§ WORK TO BE COMPLETED
Nothing but the listing below, retyped exactly, should appear in the answer.

§ EXCERPTED DATA
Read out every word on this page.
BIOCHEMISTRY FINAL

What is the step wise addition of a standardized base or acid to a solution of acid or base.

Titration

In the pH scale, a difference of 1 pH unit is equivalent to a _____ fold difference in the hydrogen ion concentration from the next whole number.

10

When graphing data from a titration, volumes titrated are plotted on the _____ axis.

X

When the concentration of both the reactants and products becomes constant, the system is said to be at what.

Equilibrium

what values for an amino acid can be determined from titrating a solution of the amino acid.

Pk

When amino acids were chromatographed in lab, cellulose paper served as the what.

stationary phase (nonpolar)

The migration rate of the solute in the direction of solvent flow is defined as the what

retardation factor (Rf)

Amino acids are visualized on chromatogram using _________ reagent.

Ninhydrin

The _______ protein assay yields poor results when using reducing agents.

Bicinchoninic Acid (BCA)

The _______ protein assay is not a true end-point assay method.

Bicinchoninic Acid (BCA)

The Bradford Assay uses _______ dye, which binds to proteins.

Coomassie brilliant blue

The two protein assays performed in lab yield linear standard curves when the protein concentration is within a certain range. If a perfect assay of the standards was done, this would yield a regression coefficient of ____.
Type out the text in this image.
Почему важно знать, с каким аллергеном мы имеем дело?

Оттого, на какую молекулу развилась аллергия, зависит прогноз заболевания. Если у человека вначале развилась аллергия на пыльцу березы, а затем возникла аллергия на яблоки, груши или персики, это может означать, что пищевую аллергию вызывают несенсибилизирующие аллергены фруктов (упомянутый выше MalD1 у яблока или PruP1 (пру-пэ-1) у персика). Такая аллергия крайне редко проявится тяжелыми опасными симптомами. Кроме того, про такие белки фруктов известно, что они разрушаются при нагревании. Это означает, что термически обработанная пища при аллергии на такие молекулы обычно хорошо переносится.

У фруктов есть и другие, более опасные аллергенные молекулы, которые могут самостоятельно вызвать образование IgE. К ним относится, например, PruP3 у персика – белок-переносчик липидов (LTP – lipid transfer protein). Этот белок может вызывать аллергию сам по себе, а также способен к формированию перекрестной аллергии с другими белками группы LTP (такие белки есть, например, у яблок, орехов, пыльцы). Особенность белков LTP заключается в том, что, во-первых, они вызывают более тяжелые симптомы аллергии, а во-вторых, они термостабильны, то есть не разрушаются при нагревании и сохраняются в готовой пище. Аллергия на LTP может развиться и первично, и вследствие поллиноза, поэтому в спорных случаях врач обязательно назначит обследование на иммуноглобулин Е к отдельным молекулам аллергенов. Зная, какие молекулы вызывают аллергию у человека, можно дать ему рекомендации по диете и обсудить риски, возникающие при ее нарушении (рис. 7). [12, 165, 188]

§ COMPLETED EXERCISE
Read out every word on this page.
BIOCHEMISTRY FINAL

What is the step wise addition of a standardized base or acid to a solution of acid or base.

Titration

In the pH scale, a difference of 1 pH unit is equivalent to a _____ fold difference in the hydrogen ion concentration from the next whole number.

10

When graphing data from a titration, volumes titrated are plotted on the _____ axis.

X

When the concentration of both the reactants and products becomes constant, the system is said to be at what.

Equilibrium

what values for an amino acid can be determined from titrating a solution of the amino acid.

Pk

When amino acids were chromatographed in lab, cellulose paper served as the what.

stationary phase (nonpolar)

The migration rate of the solute in the direction of solvent flow is defined as the what

retardation factor (Rf)

Amino acids are visualized on chromatogram using _________ reagent.

Ninhydrin

The _______ protein assay yields poor results when using reducing agents.

Bicinchoninic Acid (BCA)

The _______ protein assay is not a true end-point assay method.

Bicinchoninic Acid (BCA)

The Bradford Assay uses _______ dye, which binds to proteins.

Coomassie brilliant blue

The two protein assays performed in lab yield linear standard curves when the protein concentration is within a certain range. If a perfect assay of the standards was done, this would yield a regression coefficient of ____.
Type out the text in this image.
Почему важно знать, с каким аллергеном мы имеем дело?

Оттого, на какую молекулу развилась аллергия, зависит прогноз заболевания. Если у человека вначале развилась аллергия на пыльцу березы, а затем возникла аллергия на яблоки, груши или персики, это может означать, что пищевую аллергию вызывают несенсибилизирующие аллергены фруктов (упомянутый выше MalD1 у яблока или PruP1 (пру-пэ-1) у персика). Такая аллергия крайне редко проявится тяжелыми опасными симптомами. Кроме того, про такие белки фруктов известно, что они разрушаются при нагревании. Это означает, что термически обработанная пища при аллергии на такие молекулы обычно хорошо переносится.

У фруктов есть и другие, более опасные аллергенные молекулы, которые могут самостоятельно вызвать образование IgE. К ним относится, например, PruP3 у персика – белок-переносчик липидов (LTP – lipid transfer protein). Этот белок может вызывать аллергию сам по себе, а также способен к формированию перекрестной аллергии с другими белками группы LTP (такие белки есть, например, у яблок, орехов, пыльцы). Особенность белков LTP заключается в том, что, во-первых, они вызывают более тяжелые симптомы аллергии, а во-вторых, они термостабильны, то есть не разрушаются при нагревании и сохраняются в готовой пище. Аллергия на LTP может развиться и первично, и вследствие поллиноза, поэтому в спорных случаях врач обязательно назначит обследование на иммуноглобулин Е к отдельным молекулам аллергенов. Зная, какие молекулы вызывают аллергию у человека, можно дать ему рекомендации по диете и обсудить риски, возникающие при ее нарушении (рис. 7). [12, 165, 188]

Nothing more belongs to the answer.